Records to process:
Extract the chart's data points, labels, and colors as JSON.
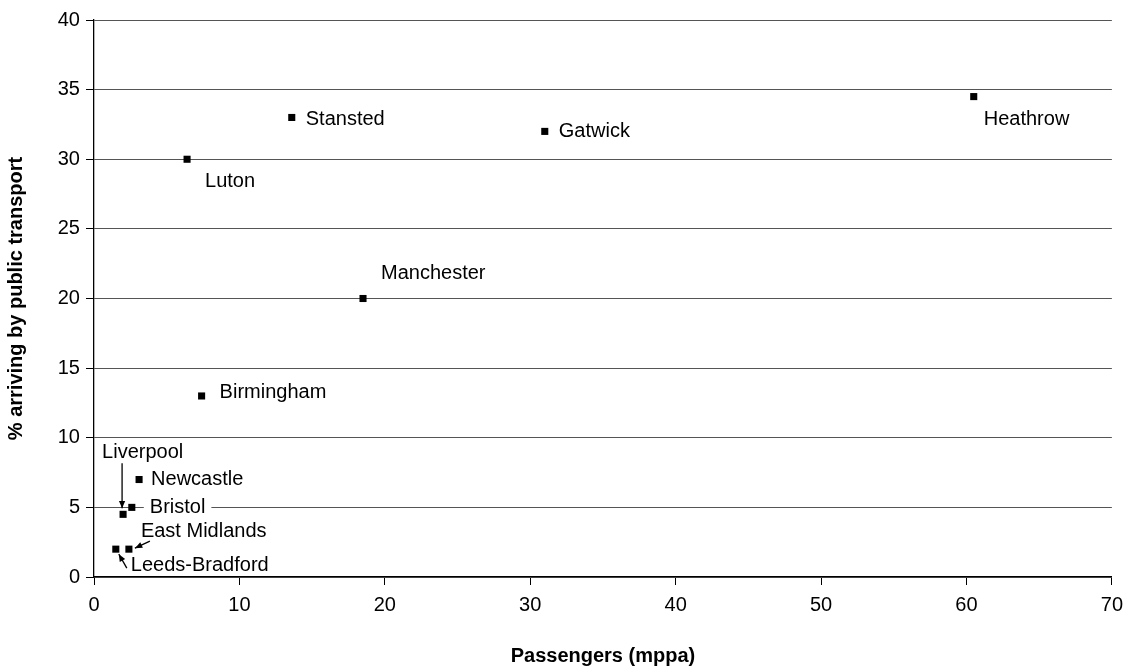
{
  "chart_data": {
    "type": "scatter",
    "xlabel": "Passengers (mppa)",
    "ylabel": "% arriving by public transport",
    "x": [
      60.5,
      31.0,
      13.6,
      6.4,
      18.5,
      7.4,
      3.1,
      2.6,
      2.0,
      2.4,
      1.5
    ],
    "series": [
      {
        "color": "#000000",
        "values": [
          34.5,
          32.0,
          33.0,
          30.0,
          20.0,
          13.0,
          7.0,
          5.0,
          4.5,
          2.0,
          2.0
        ]
      }
    ],
    "xlim": [
      0,
      70
    ],
    "xticks": [
      0,
      10,
      20,
      30,
      40,
      50,
      60,
      70
    ],
    "ylim": [
      0,
      40
    ],
    "yticks": [
      0,
      5,
      10,
      15,
      20,
      25,
      30,
      35,
      40
    ],
    "grid": "y",
    "legend": false,
    "marker": "square",
    "annotations": [
      {
        "text": "Heathrow",
        "x": 60.5,
        "y": 34.5
      },
      {
        "text": "Gatwick",
        "x": 31.0,
        "y": 32.0
      },
      {
        "text": "Stansted",
        "x": 13.6,
        "y": 33.0
      },
      {
        "text": "Luton",
        "x": 6.4,
        "y": 30.0
      },
      {
        "text": "Manchester",
        "x": 18.5,
        "y": 20.0
      },
      {
        "text": "Birmingham",
        "x": 7.4,
        "y": 13.0
      },
      {
        "text": "Newcastle",
        "x": 3.1,
        "y": 7.0
      },
      {
        "text": "Bristol",
        "x": 2.6,
        "y": 5.0
      },
      {
        "text": "Liverpool",
        "x": 2.0,
        "y": 4.5
      },
      {
        "text": "East Midlands",
        "x": 2.4,
        "y": 2.0
      },
      {
        "text": "Leeds-Bradford",
        "x": 1.5,
        "y": 2.0
      }
    ]
  }
}
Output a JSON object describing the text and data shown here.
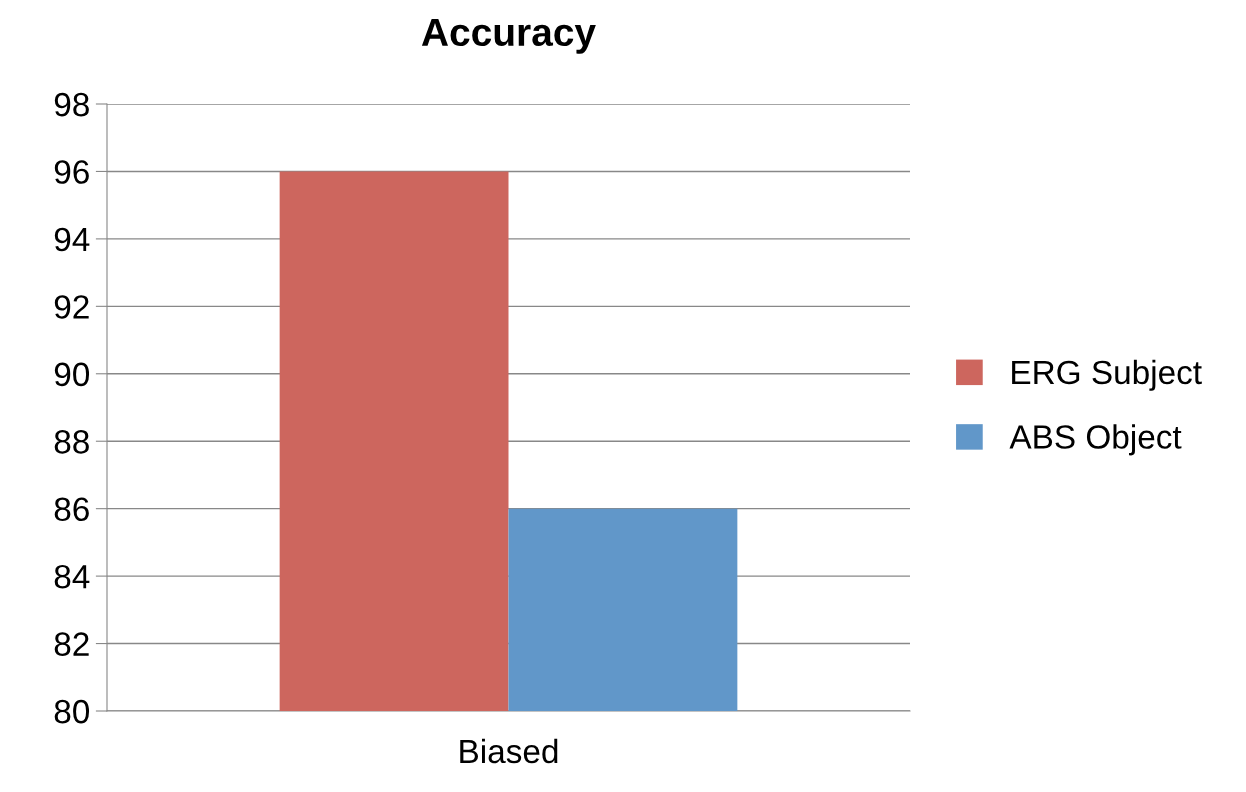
{
  "chart_data": {
    "type": "bar",
    "title": "Accuracy",
    "categories": [
      "Biased"
    ],
    "series": [
      {
        "name": "ERG Subject",
        "color": "#cd665e",
        "values": [
          96
        ]
      },
      {
        "name": "ABS Object",
        "color": "#6197c9",
        "values": [
          86
        ]
      }
    ],
    "ylim": [
      80,
      98
    ],
    "yticks": [
      80,
      82,
      84,
      86,
      88,
      90,
      92,
      94,
      96,
      98
    ],
    "grid": "y",
    "legend": "right"
  }
}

Instructions to follow: Every record above should be written out again exactly; the pictures stay out of the copy.

Solution:
Extract the chart's data points, labels, and colors as JSON.
{
  "chart_data": {
    "type": "scatter",
    "xlabel": "Passengers (mppa)",
    "ylabel": "% arriving by public transport",
    "x": [
      60.5,
      31.0,
      13.6,
      6.4,
      18.5,
      7.4,
      3.1,
      2.6,
      2.0,
      2.4,
      1.5
    ],
    "series": [
      {
        "color": "#000000",
        "values": [
          34.5,
          32.0,
          33.0,
          30.0,
          20.0,
          13.0,
          7.0,
          5.0,
          4.5,
          2.0,
          2.0
        ]
      }
    ],
    "xlim": [
      0,
      70
    ],
    "xticks": [
      0,
      10,
      20,
      30,
      40,
      50,
      60,
      70
    ],
    "ylim": [
      0,
      40
    ],
    "yticks": [
      0,
      5,
      10,
      15,
      20,
      25,
      30,
      35,
      40
    ],
    "grid": "y",
    "legend": false,
    "marker": "square",
    "annotations": [
      {
        "text": "Heathrow",
        "x": 60.5,
        "y": 34.5
      },
      {
        "text": "Gatwick",
        "x": 31.0,
        "y": 32.0
      },
      {
        "text": "Stansted",
        "x": 13.6,
        "y": 33.0
      },
      {
        "text": "Luton",
        "x": 6.4,
        "y": 30.0
      },
      {
        "text": "Manchester",
        "x": 18.5,
        "y": 20.0
      },
      {
        "text": "Birmingham",
        "x": 7.4,
        "y": 13.0
      },
      {
        "text": "Newcastle",
        "x": 3.1,
        "y": 7.0
      },
      {
        "text": "Bristol",
        "x": 2.6,
        "y": 5.0
      },
      {
        "text": "Liverpool",
        "x": 2.0,
        "y": 4.5
      },
      {
        "text": "East Midlands",
        "x": 2.4,
        "y": 2.0
      },
      {
        "text": "Leeds-Bradford",
        "x": 1.5,
        "y": 2.0
      }
    ]
  }
}
Output a JSON object describing the text and data shown here.
{
  "chart_data": {
    "type": "bar",
    "title": "Accuracy",
    "categories": [
      "Biased"
    ],
    "series": [
      {
        "name": "ERG Subject",
        "color": "#cd665e",
        "values": [
          96
        ]
      },
      {
        "name": "ABS Object",
        "color": "#6197c9",
        "values": [
          86
        ]
      }
    ],
    "ylim": [
      80,
      98
    ],
    "yticks": [
      80,
      82,
      84,
      86,
      88,
      90,
      92,
      94,
      96,
      98
    ],
    "grid": "y",
    "legend": "right"
  }
}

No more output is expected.